- [DIRECTIONS FOR THIS TASK] Please rewrite the records below with "bounding boxes" swapped for "boxes" and everything else unchanged, leaving out the pictures.

•••••

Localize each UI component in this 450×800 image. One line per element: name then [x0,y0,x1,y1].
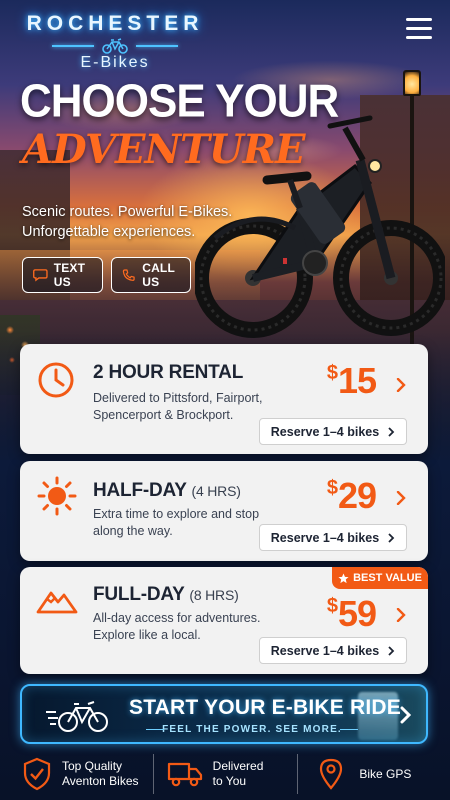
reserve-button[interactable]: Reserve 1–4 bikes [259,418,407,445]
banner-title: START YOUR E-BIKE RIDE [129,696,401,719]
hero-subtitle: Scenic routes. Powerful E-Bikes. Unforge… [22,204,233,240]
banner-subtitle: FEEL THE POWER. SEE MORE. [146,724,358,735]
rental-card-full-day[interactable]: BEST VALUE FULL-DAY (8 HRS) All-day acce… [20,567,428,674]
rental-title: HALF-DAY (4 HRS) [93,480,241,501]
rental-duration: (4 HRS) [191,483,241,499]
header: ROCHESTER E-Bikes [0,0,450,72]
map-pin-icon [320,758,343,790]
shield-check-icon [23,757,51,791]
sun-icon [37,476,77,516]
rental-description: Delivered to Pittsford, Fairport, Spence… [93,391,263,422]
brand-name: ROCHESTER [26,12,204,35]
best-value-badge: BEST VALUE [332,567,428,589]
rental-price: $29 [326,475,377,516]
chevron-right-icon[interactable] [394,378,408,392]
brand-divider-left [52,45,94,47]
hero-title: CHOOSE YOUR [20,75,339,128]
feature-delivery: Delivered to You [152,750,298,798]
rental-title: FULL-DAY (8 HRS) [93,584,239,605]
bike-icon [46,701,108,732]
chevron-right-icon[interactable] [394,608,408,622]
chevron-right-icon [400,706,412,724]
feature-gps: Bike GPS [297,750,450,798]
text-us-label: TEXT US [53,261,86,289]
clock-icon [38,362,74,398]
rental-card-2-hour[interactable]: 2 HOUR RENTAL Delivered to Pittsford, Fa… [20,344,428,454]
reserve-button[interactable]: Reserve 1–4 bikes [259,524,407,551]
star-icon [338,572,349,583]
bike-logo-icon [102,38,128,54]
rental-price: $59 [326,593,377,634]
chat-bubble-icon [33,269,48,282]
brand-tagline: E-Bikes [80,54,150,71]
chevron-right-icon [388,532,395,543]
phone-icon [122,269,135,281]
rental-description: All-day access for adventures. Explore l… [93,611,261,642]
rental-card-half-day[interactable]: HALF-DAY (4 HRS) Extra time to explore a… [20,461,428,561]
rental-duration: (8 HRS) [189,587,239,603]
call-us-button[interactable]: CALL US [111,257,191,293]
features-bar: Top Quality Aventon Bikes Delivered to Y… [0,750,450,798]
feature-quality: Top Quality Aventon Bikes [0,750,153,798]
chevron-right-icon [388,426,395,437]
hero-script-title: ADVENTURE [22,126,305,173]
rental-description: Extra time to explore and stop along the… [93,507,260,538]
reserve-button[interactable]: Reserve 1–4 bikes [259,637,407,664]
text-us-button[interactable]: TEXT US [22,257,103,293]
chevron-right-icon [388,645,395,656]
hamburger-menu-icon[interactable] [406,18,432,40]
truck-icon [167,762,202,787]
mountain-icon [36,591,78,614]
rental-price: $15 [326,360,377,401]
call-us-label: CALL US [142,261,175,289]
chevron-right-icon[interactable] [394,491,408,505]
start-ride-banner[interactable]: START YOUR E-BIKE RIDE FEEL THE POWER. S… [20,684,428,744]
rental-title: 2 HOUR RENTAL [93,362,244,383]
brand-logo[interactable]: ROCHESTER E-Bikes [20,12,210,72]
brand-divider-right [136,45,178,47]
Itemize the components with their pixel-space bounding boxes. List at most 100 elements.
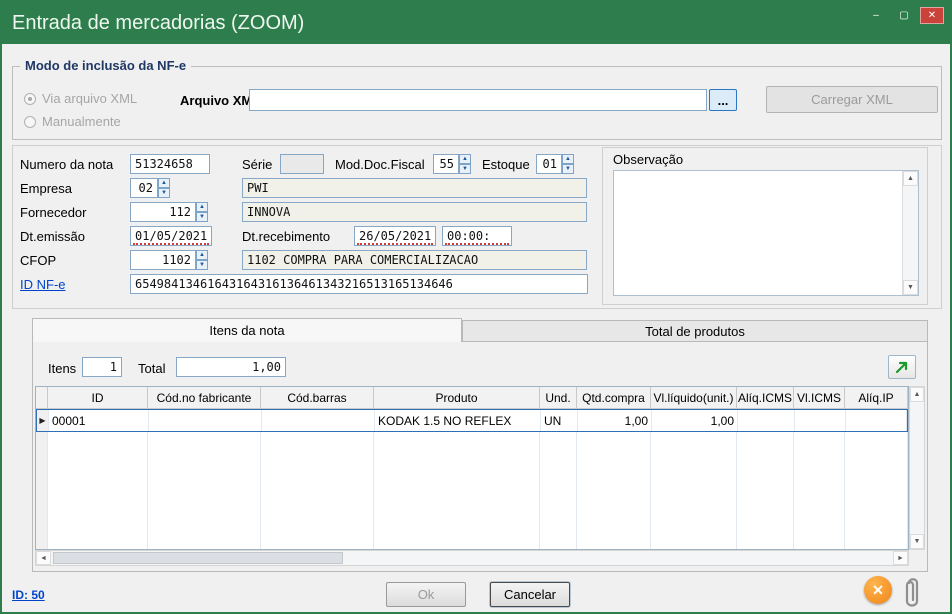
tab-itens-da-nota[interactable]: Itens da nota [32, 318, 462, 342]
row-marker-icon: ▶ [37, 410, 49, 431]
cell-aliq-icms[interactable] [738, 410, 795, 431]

•••••

- [FINAL ANSWER]
Localize each UI component in this 450×800 image. One line per element: name then [x0,y0,x1,y1].
reserve-button[interactable]: Reserve 1–4 bikes [259,418,407,445]
banner-title: START YOUR E-BIKE RIDE [129,696,401,719]
hero-subtitle: Scenic routes. Powerful E-Bikes. Unforge… [22,204,233,240]
banner-subtitle: FEEL THE POWER. SEE MORE. [146,724,358,735]
rental-card-full-day[interactable]: BEST VALUE FULL-DAY (8 HRS) All-day acce… [20,567,428,674]
rental-title: HALF-DAY (4 HRS) [93,480,241,501]
rental-duration: (4 HRS) [191,483,241,499]
header: ROCHESTER E-Bikes [0,0,450,72]
map-pin-icon [320,758,343,790]
shield-check-icon [23,757,51,791]
sun-icon [37,476,77,516]
rental-description: Delivered to Pittsford, Fairport, Spence… [93,391,263,422]
brand-name: ROCHESTER [26,12,204,35]
best-value-badge: BEST VALUE [332,567,428,589]
rental-price: $29 [326,475,377,516]
chevron-right-icon[interactable] [394,378,408,392]
brand-divider-left [52,45,94,47]
hero-title: CHOOSE YOUR [20,75,339,128]
feature-delivery: Delivered to You [152,750,298,798]
rental-title: FULL-DAY (8 HRS) [93,584,239,605]
bike-icon [46,701,108,732]
chevron-right-icon[interactable] [394,608,408,622]
chevron-right-icon [400,706,412,724]
feature-gps: Bike GPS [297,750,450,798]
text-us-label: TEXT US [53,261,86,289]
clock-icon [38,362,74,398]
rental-card-2-hour[interactable]: 2 HOUR RENTAL Delivered to Pittsford, Fa… [20,344,428,454]
reserve-button[interactable]: Reserve 1–4 bikes [259,524,407,551]
star-icon [338,572,349,583]
bike-logo-icon [102,38,128,54]
rental-price: $59 [326,593,377,634]
chat-bubble-icon [33,269,48,282]
brand-tagline: E-Bikes [80,54,150,71]
chevron-right-icon [388,532,395,543]
phone-icon [122,269,135,281]
rental-description: All-day access for adventures. Explore l… [93,611,261,642]
rental-card-half-day[interactable]: HALF-DAY (4 HRS) Extra time to explore a… [20,461,428,561]
rental-duration: (8 HRS) [189,587,239,603]
call-us-button[interactable]: CALL US [111,257,191,293]
features-bar: Top Quality Aventon Bikes Delivered to Y… [0,750,450,798]
feature-quality: Top Quality Aventon Bikes [0,750,153,798]
chevron-right-icon [388,426,395,437]
hero-script-title: ADVENTURE [22,126,305,173]
rental-description: Extra time to explore and stop along the… [93,507,260,538]
reserve-button[interactable]: Reserve 1–4 bikes [259,637,407,664]
text-us-button[interactable]: TEXT US [22,257,103,293]
chevron-right-icon [388,645,395,656]
hamburger-menu-icon[interactable] [406,18,432,40]
truck-icon [167,762,202,787]
mountain-icon [36,591,78,614]
rental-price: $15 [326,360,377,401]
call-us-label: CALL US [142,261,175,289]
chevron-right-icon[interactable] [394,491,408,505]
start-ride-banner[interactable]: START YOUR E-BIKE RIDE FEEL THE POWER. S… [20,684,428,744]
rental-title: 2 HOUR RENTAL [93,362,244,383]
brand-logo[interactable]: ROCHESTER E-Bikes [20,12,210,72]
brand-divider-right [136,45,178,47]
Itemize the components with their pixel-space boxes. List at most 100 elements.
tab-itens-da-nota[interactable]: Itens da nota [32, 318, 462, 342]
row-marker-icon: ▶ [37, 410, 49, 431]
cell-aliq-icms[interactable] [738, 410, 795, 431]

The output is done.